» Exercise details: Write the data out again exactly, with no pictures.

[Data excerpts]
★ ★ ★
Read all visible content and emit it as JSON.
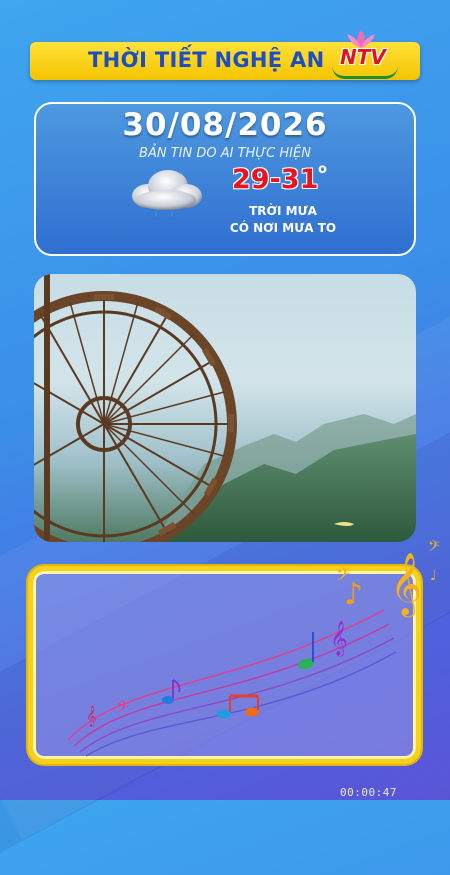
{
  "header": {
    "title": "THỜI TIẾT NGHỆ AN",
    "logo_text": "NTV"
  },
  "forecast": {
    "date": "30/08/2026",
    "subtitle": "BẢN TIN DO AI THỰC HIỆN",
    "temperature": "29-31",
    "degree_symbol": "o",
    "condition_line1": "TRỜI MƯA",
    "condition_line2": "CÓ NƠI MƯA TO",
    "icon": "rain-cloud-icon"
  },
  "media": {
    "photo_icon": "water-wheel-landscape-image",
    "decoration_icon": "music-notes-icon"
  },
  "colors": {
    "accent_yellow": "#f5c400",
    "title_blue": "#1d4fc0",
    "temp_red": "#e8141f",
    "brand_red": "#e0161e"
  },
  "player": {
    "timestamp": "00:00:47"
  }
}
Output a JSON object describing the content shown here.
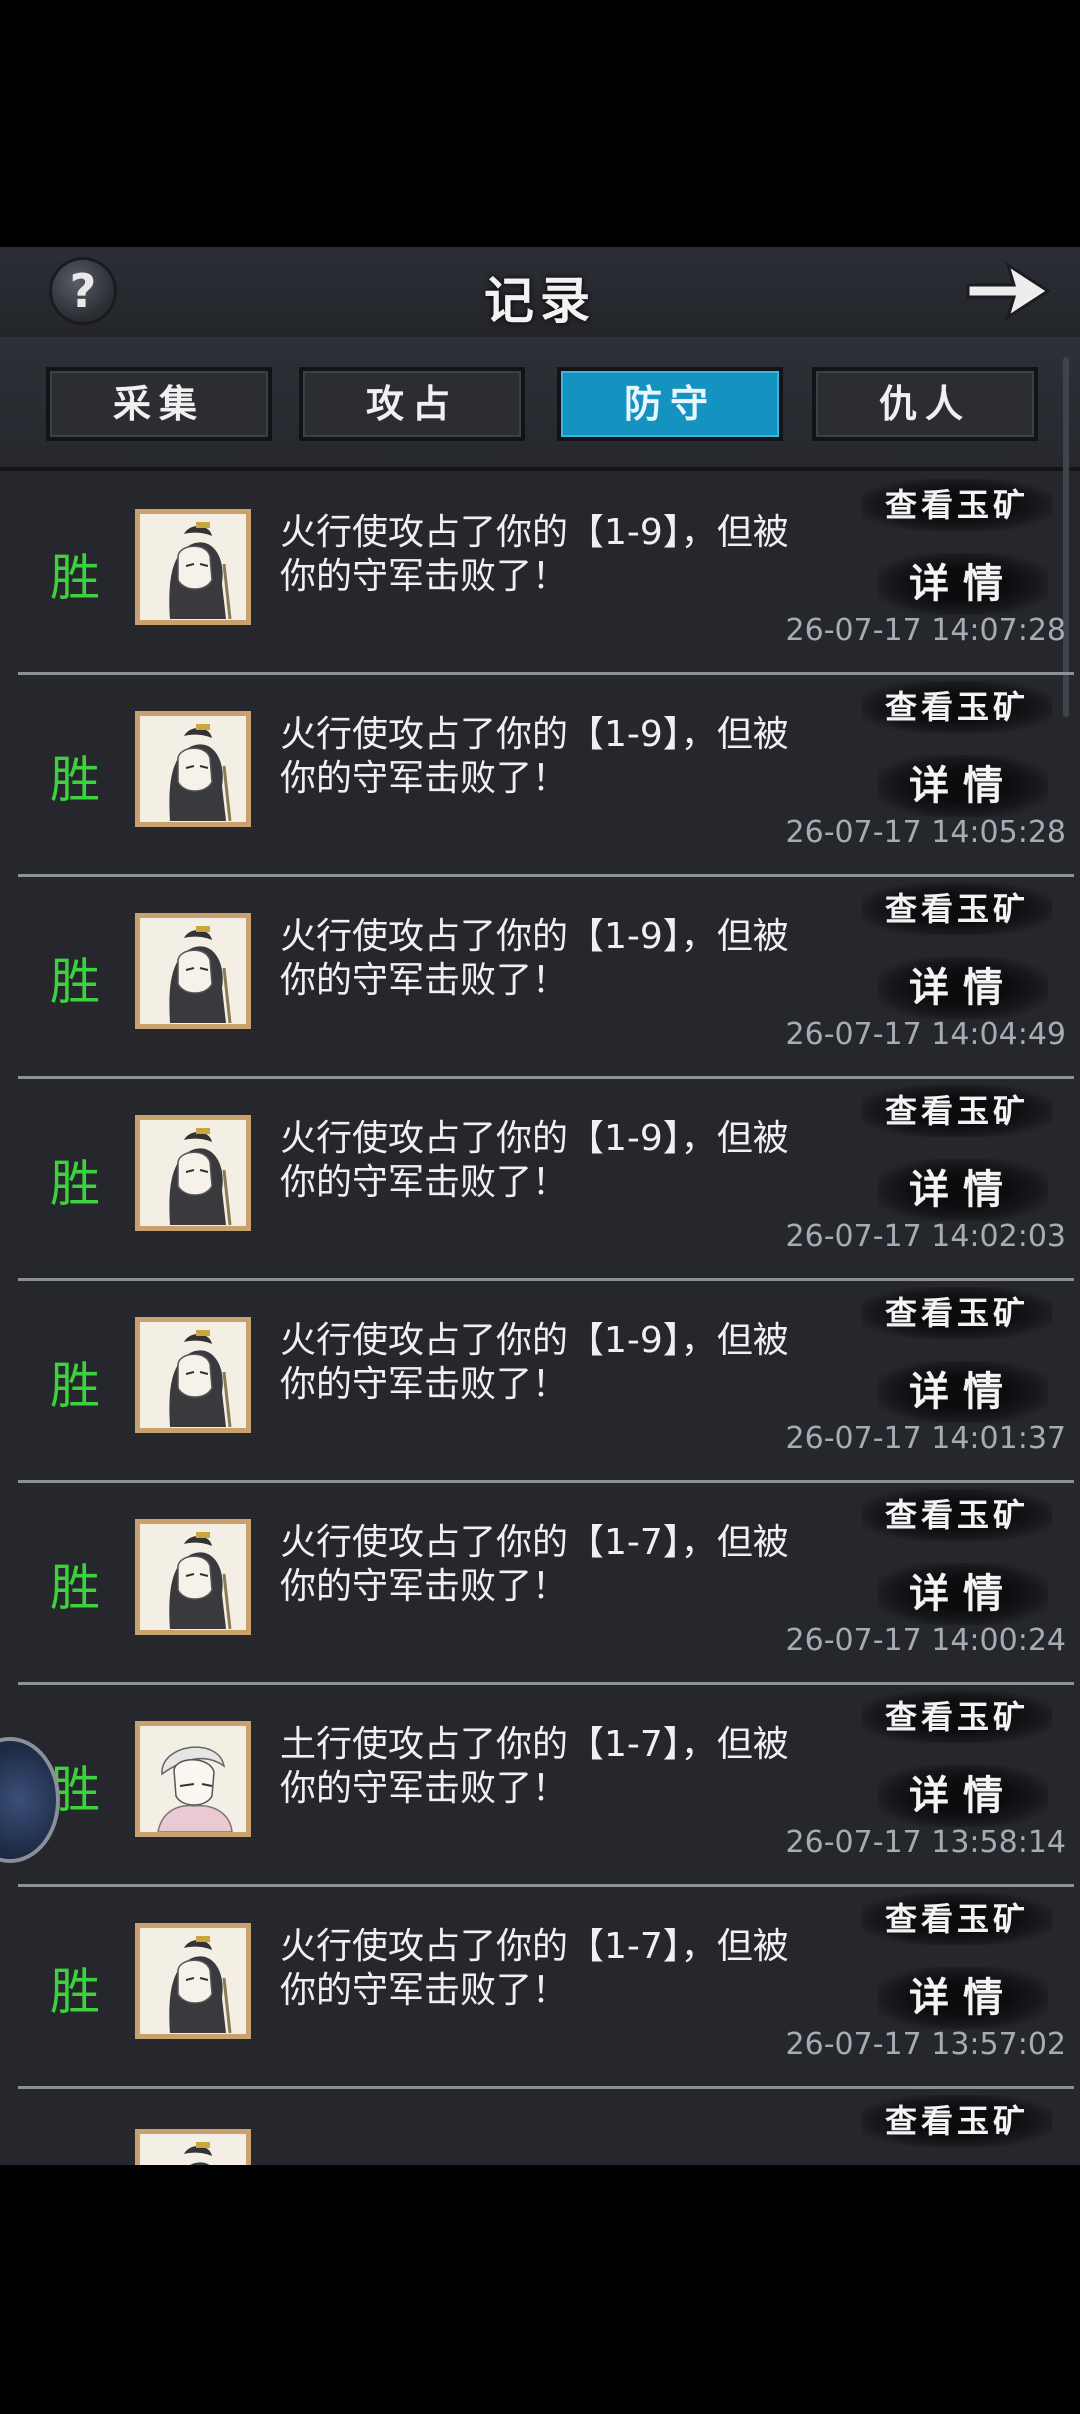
{
  "header": {
    "title": "记录",
    "help_icon": "?",
    "next_icon": "arrow-right-icon"
  },
  "tabs": [
    {
      "label": "采集",
      "active": false
    },
    {
      "label": "攻占",
      "active": false
    },
    {
      "label": "防守",
      "active": true
    },
    {
      "label": "仇人",
      "active": false
    }
  ],
  "colors": {
    "win_text": "#3dd23d",
    "active_tab": "#1493c0",
    "panel_bg": "#25272d",
    "timestamp": "#a7abb2"
  },
  "records": [
    {
      "result": "胜",
      "avatar": "female-general-avatar",
      "message": "火行使攻占了你的【1-9】，但被\n你的守军击败了！",
      "view_label": "查看玉矿",
      "detail_label": "详情",
      "time": "26-07-17 14:07:28"
    },
    {
      "result": "胜",
      "avatar": "female-general-avatar",
      "message": "火行使攻占了你的【1-9】，但被\n你的守军击败了！",
      "view_label": "查看玉矿",
      "detail_label": "详情",
      "time": "26-07-17 14:05:28"
    },
    {
      "result": "胜",
      "avatar": "female-general-avatar",
      "message": "火行使攻占了你的【1-9】，但被\n你的守军击败了！",
      "view_label": "查看玉矿",
      "detail_label": "详情",
      "time": "26-07-17 14:04:49"
    },
    {
      "result": "胜",
      "avatar": "female-general-avatar",
      "message": "火行使攻占了你的【1-9】，但被\n你的守军击败了！",
      "view_label": "查看玉矿",
      "detail_label": "详情",
      "time": "26-07-17 14:02:03"
    },
    {
      "result": "胜",
      "avatar": "female-general-avatar",
      "message": "火行使攻占了你的【1-9】，但被\n你的守军击败了！",
      "view_label": "查看玉矿",
      "detail_label": "详情",
      "time": "26-07-17 14:01:37"
    },
    {
      "result": "胜",
      "avatar": "female-general-avatar",
      "message": "火行使攻占了你的【1-7】，但被\n你的守军击败了！",
      "view_label": "查看玉矿",
      "detail_label": "详情",
      "time": "26-07-17 14:00:24"
    },
    {
      "result": "胜",
      "avatar": "white-hair-warrior-avatar",
      "message": "土行使攻占了你的【1-7】，但被\n你的守军击败了！",
      "view_label": "查看玉矿",
      "detail_label": "详情",
      "time": "26-07-17 13:58:14"
    },
    {
      "result": "胜",
      "avatar": "female-general-avatar",
      "message": "火行使攻占了你的【1-7】，但被\n你的守军击败了！",
      "view_label": "查看玉矿",
      "detail_label": "详情",
      "time": "26-07-17 13:57:02"
    }
  ],
  "partial_record": {
    "avatar": "female-general-avatar",
    "view_label": "查看玉矿"
  }
}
★ ★ ★
» Completed exercise:
Read all visible content and emit it as JSON.
{
  "header": {
    "title": "THỜI TIẾT NGHỆ AN",
    "logo_text": "NTV"
  },
  "forecast": {
    "date": "30/08/2026",
    "subtitle": "BẢN TIN DO AI THỰC HIỆN",
    "temperature": "29-31",
    "degree_symbol": "o",
    "condition_line1": "TRỜI MƯA",
    "condition_line2": "CÓ NƠI MƯA TO",
    "icon": "rain-cloud-icon"
  },
  "media": {
    "photo_icon": "water-wheel-landscape-image",
    "decoration_icon": "music-notes-icon"
  },
  "colors": {
    "accent_yellow": "#f5c400",
    "title_blue": "#1d4fc0",
    "temp_red": "#e8141f",
    "brand_red": "#e0161e"
  },
  "player": {
    "timestamp": "00:00:47"
  }
}
Output a JSON object describing the content shown here.
{
  "header": {
    "title": "记录",
    "help_icon": "?",
    "next_icon": "arrow-right-icon"
  },
  "tabs": [
    {
      "label": "采集",
      "active": false
    },
    {
      "label": "攻占",
      "active": false
    },
    {
      "label": "防守",
      "active": true
    },
    {
      "label": "仇人",
      "active": false
    }
  ],
  "colors": {
    "win_text": "#3dd23d",
    "active_tab": "#1493c0",
    "panel_bg": "#25272d",
    "timestamp": "#a7abb2"
  },
  "records": [
    {
      "result": "胜",
      "avatar": "female-general-avatar",
      "message": "火行使攻占了你的【1-9】，但被\n你的守军击败了！",
      "view_label": "查看玉矿",
      "detail_label": "详情",
      "time": "26-07-17 14:07:28"
    },
    {
      "result": "胜",
      "avatar": "female-general-avatar",
      "message": "火行使攻占了你的【1-9】，但被\n你的守军击败了！",
      "view_label": "查看玉矿",
      "detail_label": "详情",
      "time": "26-07-17 14:05:28"
    },
    {
      "result": "胜",
      "avatar": "female-general-avatar",
      "message": "火行使攻占了你的【1-9】，但被\n你的守军击败了！",
      "view_label": "查看玉矿",
      "detail_label": "详情",
      "time": "26-07-17 14:04:49"
    },
    {
      "result": "胜",
      "avatar": "female-general-avatar",
      "message": "火行使攻占了你的【1-9】，但被\n你的守军击败了！",
      "view_label": "查看玉矿",
      "detail_label": "详情",
      "time": "26-07-17 14:02:03"
    },
    {
      "result": "胜",
      "avatar": "female-general-avatar",
      "message": "火行使攻占了你的【1-9】，但被\n你的守军击败了！",
      "view_label": "查看玉矿",
      "detail_label": "详情",
      "time": "26-07-17 14:01:37"
    },
    {
      "result": "胜",
      "avatar": "female-general-avatar",
      "message": "火行使攻占了你的【1-7】，但被\n你的守军击败了！",
      "view_label": "查看玉矿",
      "detail_label": "详情",
      "time": "26-07-17 14:00:24"
    },
    {
      "result": "胜",
      "avatar": "white-hair-warrior-avatar",
      "message": "土行使攻占了你的【1-7】，但被\n你的守军击败了！",
      "view_label": "查看玉矿",
      "detail_label": "详情",
      "time": "26-07-17 13:58:14"
    },
    {
      "result": "胜",
      "avatar": "female-general-avatar",
      "message": "火行使攻占了你的【1-7】，但被\n你的守军击败了！",
      "view_label": "查看玉矿",
      "detail_label": "详情",
      "time": "26-07-17 13:57:02"
    }
  ],
  "partial_record": {
    "avatar": "female-general-avatar",
    "view_label": "查看玉矿"
  }
}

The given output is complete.